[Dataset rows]
————

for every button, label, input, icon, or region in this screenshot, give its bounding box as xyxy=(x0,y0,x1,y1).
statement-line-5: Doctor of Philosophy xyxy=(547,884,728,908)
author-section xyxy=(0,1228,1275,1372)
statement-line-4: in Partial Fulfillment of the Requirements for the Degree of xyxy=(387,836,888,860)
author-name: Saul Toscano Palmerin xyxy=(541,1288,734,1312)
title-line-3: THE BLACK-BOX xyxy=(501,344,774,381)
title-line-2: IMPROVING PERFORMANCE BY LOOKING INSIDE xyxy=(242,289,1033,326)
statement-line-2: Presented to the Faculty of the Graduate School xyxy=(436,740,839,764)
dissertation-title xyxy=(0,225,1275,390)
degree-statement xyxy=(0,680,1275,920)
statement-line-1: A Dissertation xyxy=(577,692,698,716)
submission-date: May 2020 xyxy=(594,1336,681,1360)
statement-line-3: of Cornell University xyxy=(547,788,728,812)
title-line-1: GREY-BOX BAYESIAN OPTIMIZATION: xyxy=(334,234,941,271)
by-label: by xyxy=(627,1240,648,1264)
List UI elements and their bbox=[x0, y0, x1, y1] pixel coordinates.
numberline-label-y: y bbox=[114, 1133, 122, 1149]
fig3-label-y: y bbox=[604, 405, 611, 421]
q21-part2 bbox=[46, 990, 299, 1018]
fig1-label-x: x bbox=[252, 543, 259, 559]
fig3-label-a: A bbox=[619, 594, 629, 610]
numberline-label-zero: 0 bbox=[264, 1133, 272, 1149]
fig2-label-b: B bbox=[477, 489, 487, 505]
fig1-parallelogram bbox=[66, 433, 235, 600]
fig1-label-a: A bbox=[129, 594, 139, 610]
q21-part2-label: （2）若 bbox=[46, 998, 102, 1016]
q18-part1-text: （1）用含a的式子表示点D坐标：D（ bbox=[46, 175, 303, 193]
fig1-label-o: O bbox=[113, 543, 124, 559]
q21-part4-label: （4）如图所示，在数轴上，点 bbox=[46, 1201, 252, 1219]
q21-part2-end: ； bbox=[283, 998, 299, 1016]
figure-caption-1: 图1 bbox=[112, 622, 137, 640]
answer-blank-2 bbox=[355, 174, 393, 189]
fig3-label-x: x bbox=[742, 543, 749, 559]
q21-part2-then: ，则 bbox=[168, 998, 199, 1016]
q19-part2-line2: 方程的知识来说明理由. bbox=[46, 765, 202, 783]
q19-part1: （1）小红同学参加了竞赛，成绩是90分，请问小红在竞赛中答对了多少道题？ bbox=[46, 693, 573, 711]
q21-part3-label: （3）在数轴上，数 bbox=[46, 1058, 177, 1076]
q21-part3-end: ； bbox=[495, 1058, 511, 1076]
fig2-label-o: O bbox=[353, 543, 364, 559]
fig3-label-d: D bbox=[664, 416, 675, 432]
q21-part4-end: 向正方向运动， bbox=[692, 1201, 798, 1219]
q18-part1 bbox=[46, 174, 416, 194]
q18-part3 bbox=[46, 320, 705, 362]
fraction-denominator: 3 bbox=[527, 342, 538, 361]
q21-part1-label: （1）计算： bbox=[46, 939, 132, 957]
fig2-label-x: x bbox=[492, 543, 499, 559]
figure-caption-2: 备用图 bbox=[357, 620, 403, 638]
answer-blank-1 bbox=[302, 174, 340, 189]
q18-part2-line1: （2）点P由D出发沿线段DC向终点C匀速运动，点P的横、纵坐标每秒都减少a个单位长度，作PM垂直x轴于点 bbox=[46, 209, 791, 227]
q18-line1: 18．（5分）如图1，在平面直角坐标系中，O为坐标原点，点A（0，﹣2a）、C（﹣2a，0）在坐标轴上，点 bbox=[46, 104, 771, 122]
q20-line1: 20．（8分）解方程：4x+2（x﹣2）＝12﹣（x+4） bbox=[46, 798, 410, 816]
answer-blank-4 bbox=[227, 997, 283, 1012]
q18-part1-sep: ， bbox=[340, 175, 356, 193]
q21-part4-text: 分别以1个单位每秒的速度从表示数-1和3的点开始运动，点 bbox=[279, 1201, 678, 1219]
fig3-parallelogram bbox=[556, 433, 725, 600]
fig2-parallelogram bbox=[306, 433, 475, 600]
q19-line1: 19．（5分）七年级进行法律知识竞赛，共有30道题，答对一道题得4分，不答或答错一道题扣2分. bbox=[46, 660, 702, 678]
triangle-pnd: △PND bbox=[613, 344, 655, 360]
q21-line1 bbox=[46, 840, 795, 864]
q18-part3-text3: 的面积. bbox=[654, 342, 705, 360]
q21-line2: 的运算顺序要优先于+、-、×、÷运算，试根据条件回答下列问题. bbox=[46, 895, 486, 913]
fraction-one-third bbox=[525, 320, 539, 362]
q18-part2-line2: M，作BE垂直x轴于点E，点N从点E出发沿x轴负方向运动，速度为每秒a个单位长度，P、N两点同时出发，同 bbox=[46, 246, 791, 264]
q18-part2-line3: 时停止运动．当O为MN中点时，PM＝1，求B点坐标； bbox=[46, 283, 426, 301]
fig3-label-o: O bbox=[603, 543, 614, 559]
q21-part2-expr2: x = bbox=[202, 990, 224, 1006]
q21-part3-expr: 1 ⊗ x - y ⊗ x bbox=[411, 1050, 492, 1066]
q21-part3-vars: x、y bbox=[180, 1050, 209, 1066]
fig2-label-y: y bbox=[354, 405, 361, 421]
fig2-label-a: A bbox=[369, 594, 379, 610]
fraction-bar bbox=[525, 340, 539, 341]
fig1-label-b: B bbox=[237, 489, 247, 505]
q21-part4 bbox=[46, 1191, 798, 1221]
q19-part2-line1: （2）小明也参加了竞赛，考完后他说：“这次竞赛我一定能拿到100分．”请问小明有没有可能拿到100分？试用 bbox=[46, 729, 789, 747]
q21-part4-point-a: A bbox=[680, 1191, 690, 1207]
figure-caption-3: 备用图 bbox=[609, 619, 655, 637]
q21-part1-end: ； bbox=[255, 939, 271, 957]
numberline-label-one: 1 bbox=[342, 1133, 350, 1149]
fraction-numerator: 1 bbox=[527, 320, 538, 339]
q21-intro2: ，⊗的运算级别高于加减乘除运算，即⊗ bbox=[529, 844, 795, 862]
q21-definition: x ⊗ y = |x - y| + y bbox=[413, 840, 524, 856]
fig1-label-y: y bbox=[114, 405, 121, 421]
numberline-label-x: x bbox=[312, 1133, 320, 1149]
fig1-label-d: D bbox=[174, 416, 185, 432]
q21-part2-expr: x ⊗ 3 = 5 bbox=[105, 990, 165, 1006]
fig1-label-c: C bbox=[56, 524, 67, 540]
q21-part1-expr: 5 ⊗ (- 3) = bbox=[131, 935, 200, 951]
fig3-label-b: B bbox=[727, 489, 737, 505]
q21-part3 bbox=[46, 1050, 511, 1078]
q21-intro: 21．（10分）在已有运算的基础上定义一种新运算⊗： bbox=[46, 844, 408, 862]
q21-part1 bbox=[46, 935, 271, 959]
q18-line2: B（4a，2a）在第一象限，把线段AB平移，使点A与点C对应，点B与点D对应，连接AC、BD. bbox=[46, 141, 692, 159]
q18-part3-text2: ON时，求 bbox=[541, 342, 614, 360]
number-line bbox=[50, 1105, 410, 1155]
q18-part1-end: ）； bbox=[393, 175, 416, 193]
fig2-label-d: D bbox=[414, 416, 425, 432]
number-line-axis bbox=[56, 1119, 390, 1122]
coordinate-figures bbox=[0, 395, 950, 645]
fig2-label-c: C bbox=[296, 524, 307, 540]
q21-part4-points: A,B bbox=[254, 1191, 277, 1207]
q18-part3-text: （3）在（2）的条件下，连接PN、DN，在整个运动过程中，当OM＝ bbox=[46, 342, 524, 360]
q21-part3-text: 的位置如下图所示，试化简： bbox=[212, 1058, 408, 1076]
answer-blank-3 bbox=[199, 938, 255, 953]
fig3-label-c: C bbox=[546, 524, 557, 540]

————

Format the records as a JSON list of strings, one string per line and no blank lines. Include only the lines from the first line of the records through the line containing "by-label: by xyxy=(627,1240,648,1264)", with both ends included.

### ANSWER IN FULL:
[
  "for every button, label, input, icon, or region in this screenshot, give its bounding box as xyxy=(x0,y0,x1,y1).",
  "statement-line-5: Doctor of Philosophy xyxy=(547,884,728,908)",
  "author-section xyxy=(0,1228,1275,1372)",
  "statement-line-4: in Partial Fulfillment of the Requirements for the Degree of xyxy=(387,836,888,860)",
  "author-name: Saul Toscano Palmerin xyxy=(541,1288,734,1312)",
  "title-line-3: THE BLACK-BOX xyxy=(501,344,774,381)",
  "title-line-2: IMPROVING PERFORMANCE BY LOOKING INSIDE xyxy=(242,289,1033,326)",
  "statement-line-2: Presented to the Faculty of the Graduate School xyxy=(436,740,839,764)",
  "dissertation-title xyxy=(0,225,1275,390)",
  "degree-statement xyxy=(0,680,1275,920)",
  "statement-line-1: A Dissertation xyxy=(577,692,698,716)",
  "submission-date: May 2020 xyxy=(594,1336,681,1360)",
  "statement-line-3: of Cornell University xyxy=(547,788,728,812)",
  "title-line-1: GREY-BOX BAYESIAN OPTIMIZATION: xyxy=(334,234,941,271)",
  "by-label: by xyxy=(627,1240,648,1264)"
]